## begin EXERCISE INPUT

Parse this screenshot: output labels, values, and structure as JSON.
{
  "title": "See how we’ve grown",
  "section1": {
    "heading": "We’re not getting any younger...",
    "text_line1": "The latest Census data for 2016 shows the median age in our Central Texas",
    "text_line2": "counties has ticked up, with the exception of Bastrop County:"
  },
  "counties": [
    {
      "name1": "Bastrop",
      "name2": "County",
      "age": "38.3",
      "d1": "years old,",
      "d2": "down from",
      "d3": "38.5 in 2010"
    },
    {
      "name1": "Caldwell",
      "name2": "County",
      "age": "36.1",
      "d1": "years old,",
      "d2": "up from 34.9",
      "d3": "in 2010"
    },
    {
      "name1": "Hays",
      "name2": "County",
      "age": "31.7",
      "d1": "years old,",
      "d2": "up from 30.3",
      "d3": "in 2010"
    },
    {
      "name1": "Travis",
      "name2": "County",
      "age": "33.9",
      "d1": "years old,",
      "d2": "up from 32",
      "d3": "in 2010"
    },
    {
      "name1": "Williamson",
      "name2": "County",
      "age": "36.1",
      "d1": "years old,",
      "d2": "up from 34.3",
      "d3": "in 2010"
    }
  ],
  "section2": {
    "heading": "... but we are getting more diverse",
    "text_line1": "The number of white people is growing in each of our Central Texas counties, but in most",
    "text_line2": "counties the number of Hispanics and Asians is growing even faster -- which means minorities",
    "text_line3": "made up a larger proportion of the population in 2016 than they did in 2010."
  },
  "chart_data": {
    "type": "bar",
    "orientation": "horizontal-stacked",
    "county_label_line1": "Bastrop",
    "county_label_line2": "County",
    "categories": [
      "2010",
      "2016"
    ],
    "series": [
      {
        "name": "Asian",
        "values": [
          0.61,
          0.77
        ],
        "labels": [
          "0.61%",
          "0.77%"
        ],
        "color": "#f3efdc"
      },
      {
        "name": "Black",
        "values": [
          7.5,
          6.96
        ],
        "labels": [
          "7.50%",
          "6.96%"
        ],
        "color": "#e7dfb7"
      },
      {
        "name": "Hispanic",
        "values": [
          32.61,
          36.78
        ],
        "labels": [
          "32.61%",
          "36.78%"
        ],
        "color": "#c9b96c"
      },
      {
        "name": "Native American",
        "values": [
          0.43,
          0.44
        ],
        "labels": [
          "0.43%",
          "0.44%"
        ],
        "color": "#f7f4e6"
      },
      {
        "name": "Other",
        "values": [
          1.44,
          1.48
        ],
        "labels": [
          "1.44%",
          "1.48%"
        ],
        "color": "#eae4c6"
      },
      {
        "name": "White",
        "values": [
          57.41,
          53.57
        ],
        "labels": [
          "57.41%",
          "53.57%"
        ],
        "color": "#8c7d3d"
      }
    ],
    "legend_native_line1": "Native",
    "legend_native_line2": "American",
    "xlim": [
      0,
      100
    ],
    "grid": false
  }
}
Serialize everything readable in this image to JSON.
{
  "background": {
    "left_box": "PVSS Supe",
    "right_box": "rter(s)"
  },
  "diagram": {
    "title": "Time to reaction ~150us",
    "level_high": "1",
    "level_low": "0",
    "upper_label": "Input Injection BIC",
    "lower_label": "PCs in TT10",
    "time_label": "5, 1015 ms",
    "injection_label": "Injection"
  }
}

## end EXERCISE INPUT

→ **WRITTEN EXERCISE**
Please quote the data above in full, with no line missing.

→ **REPLY TO THE EXERCISE**
Parse this screenshot: output labels, values, and structure as JSON.
{
  "title": "See how we’ve grown",
  "section1": {
    "heading": "We’re not getting any younger...",
    "text_line1": "The latest Census data for 2016 shows the median age in our Central Texas",
    "text_line2": "counties has ticked up, with the exception of Bastrop County:"
  },
  "counties": [
    {
      "name1": "Bastrop",
      "name2": "County",
      "age": "38.3",
      "d1": "years old,",
      "d2": "down from",
      "d3": "38.5 in 2010"
    },
    {
      "name1": "Caldwell",
      "name2": "County",
      "age": "36.1",
      "d1": "years old,",
      "d2": "up from 34.9",
      "d3": "in 2010"
    },
    {
      "name1": "Hays",
      "name2": "County",
      "age": "31.7",
      "d1": "years old,",
      "d2": "up from 30.3",
      "d3": "in 2010"
    },
    {
      "name1": "Travis",
      "name2": "County",
      "age": "33.9",
      "d1": "years old,",
      "d2": "up from 32",
      "d3": "in 2010"
    },
    {
      "name1": "Williamson",
      "name2": "County",
      "age": "36.1",
      "d1": "years old,",
      "d2": "up from 34.3",
      "d3": "in 2010"
    }
  ],
  "section2": {
    "heading": "... but we are getting more diverse",
    "text_line1": "The number of white people is growing in each of our Central Texas counties, but in most",
    "text_line2": "counties the number of Hispanics and Asians is growing even faster -- which means minorities",
    "text_line3": "made up a larger proportion of the population in 2016 than they did in 2010."
  },
  "chart_data": {
    "type": "bar",
    "orientation": "horizontal-stacked",
    "county_label_line1": "Bastrop",
    "county_label_line2": "County",
    "categories": [
      "2010",
      "2016"
    ],
    "series": [
      {
        "name": "Asian",
        "values": [
          0.61,
          0.77
        ],
        "labels": [
          "0.61%",
          "0.77%"
        ],
        "color": "#f3efdc"
      },
      {
        "name": "Black",
        "values": [
          7.5,
          6.96
        ],
        "labels": [
          "7.50%",
          "6.96%"
        ],
        "color": "#e7dfb7"
      },
      {
        "name": "Hispanic",
        "values": [
          32.61,
          36.78
        ],
        "labels": [
          "32.61%",
          "36.78%"
        ],
        "color": "#c9b96c"
      },
      {
        "name": "Native American",
        "values": [
          0.43,
          0.44
        ],
        "labels": [
          "0.43%",
          "0.44%"
        ],
        "color": "#f7f4e6"
      },
      {
        "name": "Other",
        "values": [
          1.44,
          1.48
        ],
        "labels": [
          "1.44%",
          "1.48%"
        ],
        "color": "#eae4c6"
      },
      {
        "name": "White",
        "values": [
          57.41,
          53.57
        ],
        "labels": [
          "57.41%",
          "53.57%"
        ],
        "color": "#8c7d3d"
      }
    ],
    "legend_native_line1": "Native",
    "legend_native_line2": "American",
    "xlim": [
      0,
      100
    ],
    "grid": false
  }
}
Serialize everything readable in this image to JSON.
{
  "background": {
    "left_box": "PVSS Supe",
    "right_box": "rter(s)"
  },
  "diagram": {
    "title": "Time to reaction ~150us",
    "level_high": "1",
    "level_low": "0",
    "upper_label": "Input Injection BIC",
    "lower_label": "PCs in TT10",
    "time_label": "5, 1015 ms",
    "injection_label": "Injection"
  }
}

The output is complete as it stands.